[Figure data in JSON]
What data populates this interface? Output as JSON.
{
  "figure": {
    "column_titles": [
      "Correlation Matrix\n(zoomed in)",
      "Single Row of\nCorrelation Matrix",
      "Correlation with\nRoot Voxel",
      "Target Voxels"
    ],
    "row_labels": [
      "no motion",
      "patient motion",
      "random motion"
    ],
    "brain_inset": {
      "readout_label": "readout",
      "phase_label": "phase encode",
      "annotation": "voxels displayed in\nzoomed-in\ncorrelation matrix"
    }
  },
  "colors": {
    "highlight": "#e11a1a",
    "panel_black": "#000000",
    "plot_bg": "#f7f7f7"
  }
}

• _GIVEN PROBLEM_
Pull out all lines in the data above that include "motion".

• _PROBLEM SOLUTION_
      "no motion",
      "patient motion",
      "random motion"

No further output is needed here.